Skip the pictures. Copy all the rest of the records down exactly.

• **RECORD EXTRACTS**
►

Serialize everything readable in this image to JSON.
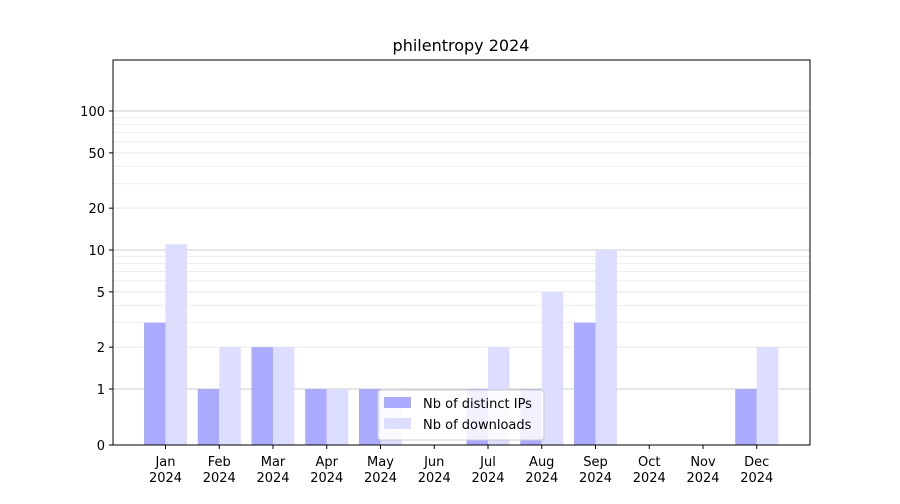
{
  "chart_data": {
    "type": "bar",
    "title": "philentropy 2024",
    "xlabel": "",
    "ylabel": "",
    "y_scale": "symlog",
    "y_ticks": [
      0,
      1,
      2,
      5,
      10,
      20,
      50,
      100
    ],
    "y_tick_labels": [
      "0",
      "1",
      "2",
      "5",
      "10",
      "20",
      "50",
      "100"
    ],
    "categories": [
      "Jan\n2024",
      "Feb\n2024",
      "Mar\n2024",
      "Apr\n2024",
      "May\n2024",
      "Jun\n2024",
      "Jul\n2024",
      "Aug\n2024",
      "Sep\n2024",
      "Oct\n2024",
      "Nov\n2024",
      "Dec\n2024"
    ],
    "series": [
      {
        "name": "Nb of distinct IPs",
        "color": "#aaaaff",
        "values": [
          3,
          1,
          2,
          1,
          1,
          0,
          1,
          1,
          3,
          0,
          0,
          1
        ]
      },
      {
        "name": "Nb of downloads",
        "color": "#ddddff",
        "values": [
          11,
          2,
          2,
          1,
          1,
          0,
          2,
          5,
          10,
          0,
          0,
          2
        ]
      }
    ],
    "legend_position": "bottom-center",
    "grid": true
  }
}
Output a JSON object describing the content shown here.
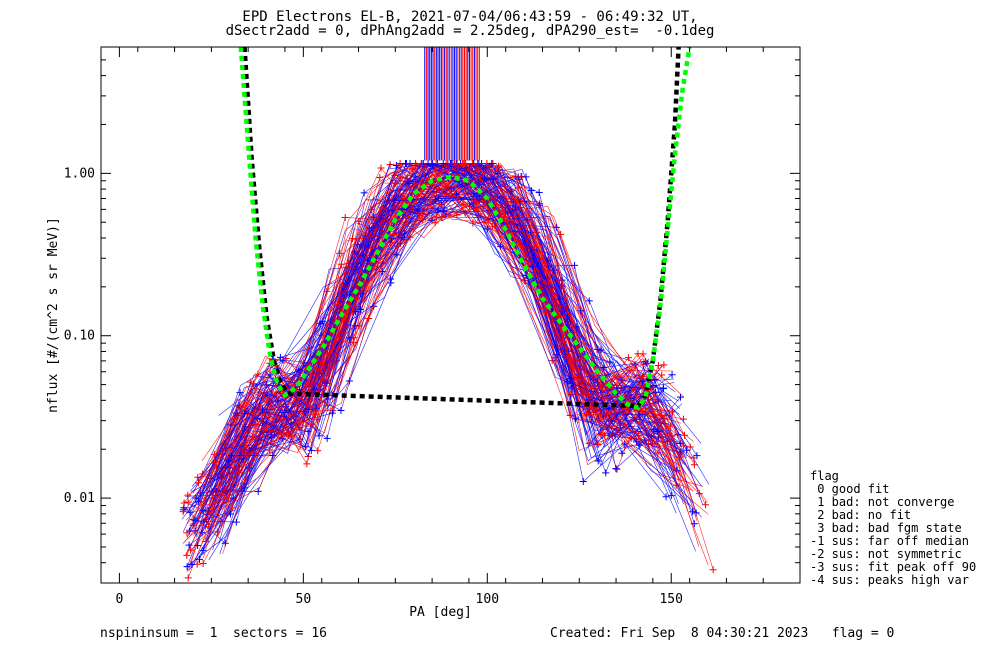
{
  "chart_data": {
    "type": "line",
    "title": "EPD Electrons EL-B, 2021-07-04/06:43:59 - 06:49:32 UT,",
    "subtitle": "dSectr2add = 0, dPhAng2add = 2.25deg, dPA290_est=  -0.1deg",
    "xlabel": "PA [deg]",
    "ylabel": "nflux [#/(cm^2 s sr MeV)]",
    "xlim": [
      -5,
      185
    ],
    "ylim": [
      0.003,
      6
    ],
    "yscale": "log",
    "xticks": [
      0,
      50,
      100,
      150
    ],
    "yticks": [
      0.01,
      0.1,
      1.0
    ],
    "ytick_labels": [
      "0.01",
      "0.10",
      "1.00"
    ],
    "grid": false,
    "series": [
      {
        "color": "#00ff00",
        "style": "dashed-fit",
        "x": [
          33,
          35,
          37,
          39,
          41,
          43,
          45,
          48,
          52,
          56,
          60,
          65,
          70,
          75,
          80,
          85,
          90,
          95,
          100,
          105,
          110,
          115,
          120,
          125,
          130,
          135,
          138,
          141,
          143,
          145,
          147,
          149,
          151,
          153,
          155
        ],
        "y": [
          6.0,
          1.5,
          0.4,
          0.15,
          0.075,
          0.05,
          0.043,
          0.048,
          0.065,
          0.09,
          0.13,
          0.2,
          0.32,
          0.52,
          0.75,
          0.9,
          0.95,
          0.9,
          0.7,
          0.45,
          0.27,
          0.17,
          0.12,
          0.085,
          0.06,
          0.044,
          0.038,
          0.036,
          0.042,
          0.07,
          0.15,
          0.45,
          1.3,
          3.2,
          6.0
        ]
      },
      {
        "color": "#000000",
        "style": "dashed-fit",
        "x": [
          34,
          36,
          38,
          40,
          42,
          44,
          46,
          139,
          141,
          143,
          145,
          147,
          149,
          151,
          152
        ],
        "y": [
          6.0,
          1.2,
          0.35,
          0.13,
          0.07,
          0.05,
          0.044,
          0.037,
          0.037,
          0.043,
          0.07,
          0.16,
          0.5,
          2.0,
          6.0
        ]
      }
    ],
    "data_cloud": {
      "colors": [
        "#ff0000",
        "#0000ff"
      ],
      "marker": "+",
      "pa_range": [
        17,
        162
      ],
      "peak_pa": 92,
      "peak_value": 1.0,
      "shoulder_value_min": 0.005,
      "shoulder_value_max": 0.05
    },
    "spike_region": {
      "pa_range": [
        83,
        98
      ],
      "y_from": 1.2,
      "y_to": 6.0
    }
  },
  "legend": {
    "title": "flag",
    "items": [
      " 0 good fit",
      " 1 bad: not converge",
      " 2 bad: no fit",
      " 3 bad: bad fgm state",
      "-1 sus: far off median",
      "-2 sus: not symmetric",
      "-3 sus: fit peak off 90",
      "-4 sus: peaks high var"
    ]
  },
  "footer": {
    "left": "nspininsum =  1  sectors = 16",
    "right": "Created: Fri Sep  8 04:30:21 2023   flag = 0"
  }
}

◄

• **REPLY TO THE EXERCISE**
Serialize everything readable in this image to JSON.
{
  "chart_data": {
    "type": "bar",
    "title": "philentropy 2024",
    "xlabel": "",
    "ylabel": "",
    "y_scale": "symlog",
    "y_ticks": [
      0,
      1,
      2,
      5,
      10,
      20,
      50,
      100
    ],
    "y_tick_labels": [
      "0",
      "1",
      "2",
      "5",
      "10",
      "20",
      "50",
      "100"
    ],
    "categories": [
      "Jan\n2024",
      "Feb\n2024",
      "Mar\n2024",
      "Apr\n2024",
      "May\n2024",
      "Jun\n2024",
      "Jul\n2024",
      "Aug\n2024",
      "Sep\n2024",
      "Oct\n2024",
      "Nov\n2024",
      "Dec\n2024"
    ],
    "series": [
      {
        "name": "Nb of distinct IPs",
        "color": "#aaaaff",
        "values": [
          3,
          1,
          2,
          1,
          1,
          0,
          1,
          1,
          3,
          0,
          0,
          1
        ]
      },
      {
        "name": "Nb of downloads",
        "color": "#ddddff",
        "values": [
          11,
          2,
          2,
          1,
          1,
          0,
          2,
          5,
          10,
          0,
          0,
          2
        ]
      }
    ],
    "legend_position": "bottom-center",
    "grid": true
  }
}
Output a JSON object describing the content shown here.
{
  "chart_data": {
    "type": "line",
    "title": "EPD Electrons EL-B, 2021-07-04/06:43:59 - 06:49:32 UT,",
    "subtitle": "dSectr2add = 0, dPhAng2add = 2.25deg, dPA290_est=  -0.1deg",
    "xlabel": "PA [deg]",
    "ylabel": "nflux [#/(cm^2 s sr MeV)]",
    "xlim": [
      -5,
      185
    ],
    "ylim": [
      0.003,
      6
    ],
    "yscale": "log",
    "xticks": [
      0,
      50,
      100,
      150
    ],
    "yticks": [
      0.01,
      0.1,
      1.0
    ],
    "ytick_labels": [
      "0.01",
      "0.10",
      "1.00"
    ],
    "grid": false,
    "series": [
      {
        "color": "#00ff00",
        "style": "dashed-fit",
        "x": [
          33,
          35,
          37,
          39,
          41,
          43,
          45,
          48,
          52,
          56,
          60,
          65,
          70,
          75,
          80,
          85,
          90,
          95,
          100,
          105,
          110,
          115,
          120,
          125,
          130,
          135,
          138,
          141,
          143,
          145,
          147,
          149,
          151,
          153,
          155
        ],
        "y": [
          6.0,
          1.5,
          0.4,
          0.15,
          0.075,
          0.05,
          0.043,
          0.048,
          0.065,
          0.09,
          0.13,
          0.2,
          0.32,
          0.52,
          0.75,
          0.9,
          0.95,
          0.9,
          0.7,
          0.45,
          0.27,
          0.17,
          0.12,
          0.085,
          0.06,
          0.044,
          0.038,
          0.036,
          0.042,
          0.07,
          0.15,
          0.45,
          1.3,
          3.2,
          6.0
        ]
      },
      {
        "color": "#000000",
        "style": "dashed-fit",
        "x": [
          34,
          36,
          38,
          40,
          42,
          44,
          46,
          139,
          141,
          143,
          145,
          147,
          149,
          151,
          152
        ],
        "y": [
          6.0,
          1.2,
          0.35,
          0.13,
          0.07,
          0.05,
          0.044,
          0.037,
          0.037,
          0.043,
          0.07,
          0.16,
          0.5,
          2.0,
          6.0
        ]
      }
    ],
    "data_cloud": {
      "colors": [
        "#ff0000",
        "#0000ff"
      ],
      "marker": "+",
      "pa_range": [
        17,
        162
      ],
      "peak_pa": 92,
      "peak_value": 1.0,
      "shoulder_value_min": 0.005,
      "shoulder_value_max": 0.05
    },
    "spike_region": {
      "pa_range": [
        83,
        98
      ],
      "y_from": 1.2,
      "y_to": 6.0
    }
  },
  "legend": {
    "title": "flag",
    "items": [
      " 0 good fit",
      " 1 bad: not converge",
      " 2 bad: no fit",
      " 3 bad: bad fgm state",
      "-1 sus: far off median",
      "-2 sus: not symmetric",
      "-3 sus: fit peak off 90",
      "-4 sus: peaks high var"
    ]
  },
  "footer": {
    "left": "nspininsum =  1  sectors = 16",
    "right": "Created: Fri Sep  8 04:30:21 2023   flag = 0"
  }
}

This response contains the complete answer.